## Start MATERIAL SUPPLIED

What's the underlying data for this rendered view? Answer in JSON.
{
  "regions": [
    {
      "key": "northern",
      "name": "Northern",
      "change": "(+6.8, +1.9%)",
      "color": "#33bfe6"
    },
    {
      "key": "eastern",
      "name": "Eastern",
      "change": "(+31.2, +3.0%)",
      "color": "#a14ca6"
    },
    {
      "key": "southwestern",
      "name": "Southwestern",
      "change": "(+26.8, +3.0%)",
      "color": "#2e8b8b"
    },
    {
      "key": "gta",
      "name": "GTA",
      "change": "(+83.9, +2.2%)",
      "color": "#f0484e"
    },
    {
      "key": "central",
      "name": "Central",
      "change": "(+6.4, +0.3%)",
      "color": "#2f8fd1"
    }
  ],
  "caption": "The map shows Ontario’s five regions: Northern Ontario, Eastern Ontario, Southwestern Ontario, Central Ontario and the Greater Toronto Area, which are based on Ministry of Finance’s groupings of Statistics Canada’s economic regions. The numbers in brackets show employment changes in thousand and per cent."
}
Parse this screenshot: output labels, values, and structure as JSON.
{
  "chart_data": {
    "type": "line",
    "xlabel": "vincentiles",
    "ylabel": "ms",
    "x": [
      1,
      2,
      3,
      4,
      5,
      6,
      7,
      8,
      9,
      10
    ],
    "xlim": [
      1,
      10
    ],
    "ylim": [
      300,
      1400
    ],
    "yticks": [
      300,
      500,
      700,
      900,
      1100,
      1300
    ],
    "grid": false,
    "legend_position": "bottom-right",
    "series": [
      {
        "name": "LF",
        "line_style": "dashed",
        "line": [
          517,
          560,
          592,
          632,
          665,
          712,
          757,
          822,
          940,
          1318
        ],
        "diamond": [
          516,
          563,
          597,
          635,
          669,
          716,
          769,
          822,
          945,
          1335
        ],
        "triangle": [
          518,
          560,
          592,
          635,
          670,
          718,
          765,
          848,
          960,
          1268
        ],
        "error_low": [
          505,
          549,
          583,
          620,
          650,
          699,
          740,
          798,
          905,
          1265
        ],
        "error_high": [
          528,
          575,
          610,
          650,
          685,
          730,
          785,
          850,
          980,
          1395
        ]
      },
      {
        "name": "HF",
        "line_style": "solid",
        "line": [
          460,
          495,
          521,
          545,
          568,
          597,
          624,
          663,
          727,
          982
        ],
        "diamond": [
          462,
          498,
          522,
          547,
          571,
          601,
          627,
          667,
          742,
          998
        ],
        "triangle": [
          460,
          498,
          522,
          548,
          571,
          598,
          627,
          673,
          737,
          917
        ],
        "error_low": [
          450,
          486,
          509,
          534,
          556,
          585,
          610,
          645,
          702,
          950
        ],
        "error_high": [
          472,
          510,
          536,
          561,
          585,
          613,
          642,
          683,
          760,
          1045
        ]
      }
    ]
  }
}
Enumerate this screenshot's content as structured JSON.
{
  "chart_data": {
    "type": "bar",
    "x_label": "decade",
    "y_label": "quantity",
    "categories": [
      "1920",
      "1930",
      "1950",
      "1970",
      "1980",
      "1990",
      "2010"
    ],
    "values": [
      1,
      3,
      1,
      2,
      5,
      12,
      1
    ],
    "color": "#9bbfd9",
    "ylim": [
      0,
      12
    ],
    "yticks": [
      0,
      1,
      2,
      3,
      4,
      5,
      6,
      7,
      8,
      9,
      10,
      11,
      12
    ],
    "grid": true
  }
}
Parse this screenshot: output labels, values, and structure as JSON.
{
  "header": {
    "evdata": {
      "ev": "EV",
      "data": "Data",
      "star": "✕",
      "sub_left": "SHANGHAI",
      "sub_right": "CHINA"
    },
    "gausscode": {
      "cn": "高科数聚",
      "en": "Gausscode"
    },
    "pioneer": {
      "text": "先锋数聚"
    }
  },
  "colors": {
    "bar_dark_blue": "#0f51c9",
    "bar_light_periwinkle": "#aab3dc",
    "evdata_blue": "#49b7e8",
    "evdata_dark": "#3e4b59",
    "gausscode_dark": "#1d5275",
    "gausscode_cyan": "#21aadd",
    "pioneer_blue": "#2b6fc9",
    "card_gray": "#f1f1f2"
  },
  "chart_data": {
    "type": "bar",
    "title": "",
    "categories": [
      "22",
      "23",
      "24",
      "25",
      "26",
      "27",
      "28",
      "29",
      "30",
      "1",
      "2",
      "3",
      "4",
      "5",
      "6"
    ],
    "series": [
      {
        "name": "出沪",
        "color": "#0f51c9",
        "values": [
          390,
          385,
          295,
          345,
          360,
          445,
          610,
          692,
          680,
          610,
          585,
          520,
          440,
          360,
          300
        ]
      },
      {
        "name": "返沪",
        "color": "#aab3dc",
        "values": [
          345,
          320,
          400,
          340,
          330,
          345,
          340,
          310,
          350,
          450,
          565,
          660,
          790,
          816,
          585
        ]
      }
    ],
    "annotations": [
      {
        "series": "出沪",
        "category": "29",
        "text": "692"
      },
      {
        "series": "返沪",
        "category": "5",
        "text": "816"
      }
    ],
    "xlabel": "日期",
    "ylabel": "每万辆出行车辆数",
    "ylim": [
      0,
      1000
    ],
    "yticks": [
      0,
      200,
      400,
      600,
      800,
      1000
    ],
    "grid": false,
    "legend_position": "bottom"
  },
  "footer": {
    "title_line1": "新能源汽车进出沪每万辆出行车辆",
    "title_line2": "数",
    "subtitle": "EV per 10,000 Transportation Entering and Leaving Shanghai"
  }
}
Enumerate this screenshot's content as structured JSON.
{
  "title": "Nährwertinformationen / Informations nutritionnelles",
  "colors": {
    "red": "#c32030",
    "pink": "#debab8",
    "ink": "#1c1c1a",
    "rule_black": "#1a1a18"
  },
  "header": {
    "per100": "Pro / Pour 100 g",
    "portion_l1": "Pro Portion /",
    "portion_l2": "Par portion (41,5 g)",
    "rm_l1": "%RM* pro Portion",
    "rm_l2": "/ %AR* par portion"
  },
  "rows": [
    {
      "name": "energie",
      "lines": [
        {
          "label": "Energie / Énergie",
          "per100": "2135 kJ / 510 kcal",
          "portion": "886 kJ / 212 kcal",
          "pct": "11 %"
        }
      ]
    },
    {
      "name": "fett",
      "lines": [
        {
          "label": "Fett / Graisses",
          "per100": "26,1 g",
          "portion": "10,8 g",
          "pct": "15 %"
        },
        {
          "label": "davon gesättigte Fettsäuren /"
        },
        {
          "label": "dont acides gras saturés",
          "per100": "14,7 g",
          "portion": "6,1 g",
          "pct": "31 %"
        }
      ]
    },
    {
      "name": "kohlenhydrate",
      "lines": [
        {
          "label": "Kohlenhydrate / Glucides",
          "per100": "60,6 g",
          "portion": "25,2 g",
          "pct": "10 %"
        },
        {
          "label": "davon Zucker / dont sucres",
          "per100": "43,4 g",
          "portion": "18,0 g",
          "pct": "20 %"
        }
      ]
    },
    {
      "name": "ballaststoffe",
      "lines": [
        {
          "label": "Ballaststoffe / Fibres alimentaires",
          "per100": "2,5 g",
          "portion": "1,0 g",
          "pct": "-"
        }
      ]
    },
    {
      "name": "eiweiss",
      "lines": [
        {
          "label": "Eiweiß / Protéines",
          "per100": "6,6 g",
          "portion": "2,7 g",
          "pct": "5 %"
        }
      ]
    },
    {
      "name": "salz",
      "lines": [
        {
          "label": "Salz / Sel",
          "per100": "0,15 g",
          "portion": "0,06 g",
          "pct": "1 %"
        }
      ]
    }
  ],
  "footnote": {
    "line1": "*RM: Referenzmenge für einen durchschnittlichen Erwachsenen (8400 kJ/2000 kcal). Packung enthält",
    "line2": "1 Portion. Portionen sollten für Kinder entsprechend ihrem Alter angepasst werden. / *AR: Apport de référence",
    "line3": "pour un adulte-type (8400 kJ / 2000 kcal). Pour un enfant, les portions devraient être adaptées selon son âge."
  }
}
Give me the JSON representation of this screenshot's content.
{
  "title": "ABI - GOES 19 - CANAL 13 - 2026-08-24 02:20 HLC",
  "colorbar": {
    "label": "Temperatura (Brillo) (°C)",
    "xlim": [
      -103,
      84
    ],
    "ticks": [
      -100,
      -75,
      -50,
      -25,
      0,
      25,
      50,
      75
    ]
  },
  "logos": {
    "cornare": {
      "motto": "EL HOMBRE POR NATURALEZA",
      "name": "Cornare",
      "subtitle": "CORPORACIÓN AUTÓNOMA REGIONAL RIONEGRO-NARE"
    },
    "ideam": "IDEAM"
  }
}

## End MATERIAL SUPPLIED

**WRITTEN INSTRUCTION:** Select from the material above each line in which the string "kcal" appears, and list those lines.

**FULL RESPONSE:**
          "per100": "2135 kJ / 510 kcal",
          "portion": "886 kJ / 212 kcal",
    "line1": "*RM: Referenzmenge für einen durchschnittlichen Erwachsenen (8400 kJ/2000 kcal). Packung enthält",
    "line3": "pour un adulte-type (8400 kJ / 2000 kcal). Pour un enfant, les portions devraient être adaptées selon son âge."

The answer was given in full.